:: BRIEF ::
Transcribe all records exactly.

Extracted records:
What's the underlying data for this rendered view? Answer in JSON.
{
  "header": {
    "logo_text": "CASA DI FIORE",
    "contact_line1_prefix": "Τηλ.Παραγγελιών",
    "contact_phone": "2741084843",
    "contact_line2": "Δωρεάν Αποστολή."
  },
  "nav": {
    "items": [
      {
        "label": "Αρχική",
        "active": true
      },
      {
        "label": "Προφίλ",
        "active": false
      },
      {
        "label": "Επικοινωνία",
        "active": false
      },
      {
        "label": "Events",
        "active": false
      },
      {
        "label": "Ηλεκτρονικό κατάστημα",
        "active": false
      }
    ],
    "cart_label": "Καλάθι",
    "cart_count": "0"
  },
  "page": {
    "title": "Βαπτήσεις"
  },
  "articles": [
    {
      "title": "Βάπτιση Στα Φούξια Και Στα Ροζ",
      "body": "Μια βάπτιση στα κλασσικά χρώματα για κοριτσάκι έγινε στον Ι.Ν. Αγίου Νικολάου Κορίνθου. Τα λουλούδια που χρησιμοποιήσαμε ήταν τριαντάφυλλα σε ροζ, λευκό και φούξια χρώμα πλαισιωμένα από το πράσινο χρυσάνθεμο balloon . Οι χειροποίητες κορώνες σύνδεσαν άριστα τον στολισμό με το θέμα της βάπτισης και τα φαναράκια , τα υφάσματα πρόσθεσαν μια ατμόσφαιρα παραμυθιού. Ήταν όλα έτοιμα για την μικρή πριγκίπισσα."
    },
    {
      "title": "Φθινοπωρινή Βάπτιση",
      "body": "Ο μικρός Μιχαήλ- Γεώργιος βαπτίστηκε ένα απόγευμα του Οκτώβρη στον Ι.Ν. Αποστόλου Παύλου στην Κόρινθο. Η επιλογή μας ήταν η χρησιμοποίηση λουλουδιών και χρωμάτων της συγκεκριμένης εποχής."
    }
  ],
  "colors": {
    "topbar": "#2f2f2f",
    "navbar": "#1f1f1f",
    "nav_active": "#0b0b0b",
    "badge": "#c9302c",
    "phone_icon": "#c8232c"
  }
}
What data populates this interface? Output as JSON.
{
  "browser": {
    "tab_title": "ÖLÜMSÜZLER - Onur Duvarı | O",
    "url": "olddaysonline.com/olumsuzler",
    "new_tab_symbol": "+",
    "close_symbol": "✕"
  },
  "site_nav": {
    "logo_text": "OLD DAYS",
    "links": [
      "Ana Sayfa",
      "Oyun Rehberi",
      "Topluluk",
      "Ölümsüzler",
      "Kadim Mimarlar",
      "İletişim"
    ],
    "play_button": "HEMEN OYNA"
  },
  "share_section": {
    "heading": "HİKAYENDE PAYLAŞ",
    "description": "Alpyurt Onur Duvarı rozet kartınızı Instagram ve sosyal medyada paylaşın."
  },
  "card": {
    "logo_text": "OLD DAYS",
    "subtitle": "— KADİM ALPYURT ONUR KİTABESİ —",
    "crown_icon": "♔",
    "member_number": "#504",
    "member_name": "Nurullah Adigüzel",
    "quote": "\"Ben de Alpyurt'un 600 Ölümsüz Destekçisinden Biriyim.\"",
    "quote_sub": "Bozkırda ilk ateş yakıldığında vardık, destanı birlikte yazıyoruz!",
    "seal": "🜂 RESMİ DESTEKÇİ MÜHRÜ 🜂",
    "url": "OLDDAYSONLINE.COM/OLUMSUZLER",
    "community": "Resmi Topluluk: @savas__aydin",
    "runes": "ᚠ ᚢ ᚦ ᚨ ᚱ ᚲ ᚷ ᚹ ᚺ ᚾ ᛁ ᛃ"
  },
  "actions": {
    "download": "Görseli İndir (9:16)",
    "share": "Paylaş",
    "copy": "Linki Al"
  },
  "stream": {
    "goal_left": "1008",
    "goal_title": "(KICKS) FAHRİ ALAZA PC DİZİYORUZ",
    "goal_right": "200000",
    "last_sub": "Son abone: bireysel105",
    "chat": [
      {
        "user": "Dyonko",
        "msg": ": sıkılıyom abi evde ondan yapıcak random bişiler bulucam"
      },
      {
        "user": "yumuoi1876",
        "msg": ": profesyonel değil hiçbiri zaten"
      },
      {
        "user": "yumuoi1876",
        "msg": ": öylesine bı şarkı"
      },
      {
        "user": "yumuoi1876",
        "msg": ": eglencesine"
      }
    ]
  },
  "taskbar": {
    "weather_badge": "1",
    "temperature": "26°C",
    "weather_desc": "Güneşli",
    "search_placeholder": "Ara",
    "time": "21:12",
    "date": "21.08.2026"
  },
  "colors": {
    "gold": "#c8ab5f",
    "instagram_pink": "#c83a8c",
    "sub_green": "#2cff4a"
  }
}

:: RESULT OF THE TASK ::
What's the underlying data for this rendered view? Answer in JSON.
{
  "header": {
    "logo_text": "CASA DI FIORE",
    "contact_line1_prefix": "Τηλ.Παραγγελιών",
    "contact_phone": "2741084843",
    "contact_line2": "Δωρεάν Αποστολή."
  },
  "nav": {
    "items": [
      {
        "label": "Αρχική",
        "active": true
      },
      {
        "label": "Προφίλ",
        "active": false
      },
      {
        "label": "Επικοινωνία",
        "active": false
      },
      {
        "label": "Events",
        "active": false
      },
      {
        "label": "Ηλεκτρονικό κατάστημα",
        "active": false
      }
    ],
    "cart_label": "Καλάθι",
    "cart_count": "0"
  },
  "page": {
    "title": "Βαπτήσεις"
  },
  "articles": [
    {
      "title": "Βάπτιση Στα Φούξια Και Στα Ροζ",
      "body": "Μια βάπτιση στα κλασσικά χρώματα για κοριτσάκι έγινε στον Ι.Ν. Αγίου Νικολάου Κορίνθου. Τα λουλούδια που χρησιμοποιήσαμε ήταν τριαντάφυλλα σε ροζ, λευκό και φούξια χρώμα πλαισιωμένα από το πράσινο χρυσάνθεμο balloon . Οι χειροποίητες κορώνες σύνδεσαν άριστα τον στολισμό με το θέμα της βάπτισης και τα φαναράκια , τα υφάσματα πρόσθεσαν μια ατμόσφαιρα παραμυθιού. Ήταν όλα έτοιμα για την μικρή πριγκίπισσα."
    },
    {
      "title": "Φθινοπωρινή Βάπτιση",
      "body": "Ο μικρός Μιχαήλ- Γεώργιος βαπτίστηκε ένα απόγευμα του Οκτώβρη στον Ι.Ν. Αποστόλου Παύλου στην Κόρινθο. Η επιλογή μας ήταν η χρησιμοποίηση λουλουδιών και χρωμάτων της συγκεκριμένης εποχής."
    }
  ],
  "colors": {
    "topbar": "#2f2f2f",
    "navbar": "#1f1f1f",
    "nav_active": "#0b0b0b",
    "badge": "#c9302c",
    "phone_icon": "#c8232c"
  }
}
What data populates this interface? Output as JSON.
{
  "browser": {
    "tab_title": "ÖLÜMSÜZLER - Onur Duvarı | O",
    "url": "olddaysonline.com/olumsuzler",
    "new_tab_symbol": "+",
    "close_symbol": "✕"
  },
  "site_nav": {
    "logo_text": "OLD DAYS",
    "links": [
      "Ana Sayfa",
      "Oyun Rehberi",
      "Topluluk",
      "Ölümsüzler",
      "Kadim Mimarlar",
      "İletişim"
    ],
    "play_button": "HEMEN OYNA"
  },
  "share_section": {
    "heading": "HİKAYENDE PAYLAŞ",
    "description": "Alpyurt Onur Duvarı rozet kartınızı Instagram ve sosyal medyada paylaşın."
  },
  "card": {
    "logo_text": "OLD DAYS",
    "subtitle": "— KADİM ALPYURT ONUR KİTABESİ —",
    "crown_icon": "♔",
    "member_number": "#504",
    "member_name": "Nurullah Adigüzel",
    "quote": "\"Ben de Alpyurt'un 600 Ölümsüz Destekçisinden Biriyim.\"",
    "quote_sub": "Bozkırda ilk ateş yakıldığında vardık, destanı birlikte yazıyoruz!",
    "seal": "🜂 RESMİ DESTEKÇİ MÜHRÜ 🜂",
    "url": "OLDDAYSONLINE.COM/OLUMSUZLER",
    "community": "Resmi Topluluk: @savas__aydin",
    "runes": "ᚠ ᚢ ᚦ ᚨ ᚱ ᚲ ᚷ ᚹ ᚺ ᚾ ᛁ ᛃ"
  },
  "actions": {
    "download": "Görseli İndir (9:16)",
    "share": "Paylaş",
    "copy": "Linki Al"
  },
  "stream": {
    "goal_left": "1008",
    "goal_title": "(KICKS) FAHRİ ALAZA PC DİZİYORUZ",
    "goal_right": "200000",
    "last_sub": "Son abone: bireysel105",
    "chat": [
      {
        "user": "Dyonko",
        "msg": ": sıkılıyom abi evde ondan yapıcak random bişiler bulucam"
      },
      {
        "user": "yumuoi1876",
        "msg": ": profesyonel değil hiçbiri zaten"
      },
      {
        "user": "yumuoi1876",
        "msg": ": öylesine bı şarkı"
      },
      {
        "user": "yumuoi1876",
        "msg": ": eglencesine"
      }
    ]
  },
  "taskbar": {
    "weather_badge": "1",
    "temperature": "26°C",
    "weather_desc": "Güneşli",
    "search_placeholder": "Ara",
    "time": "21:12",
    "date": "21.08.2026"
  },
  "colors": {
    "gold": "#c8ab5f",
    "instagram_pink": "#c83a8c",
    "sub_green": "#2cff4a"
  }
}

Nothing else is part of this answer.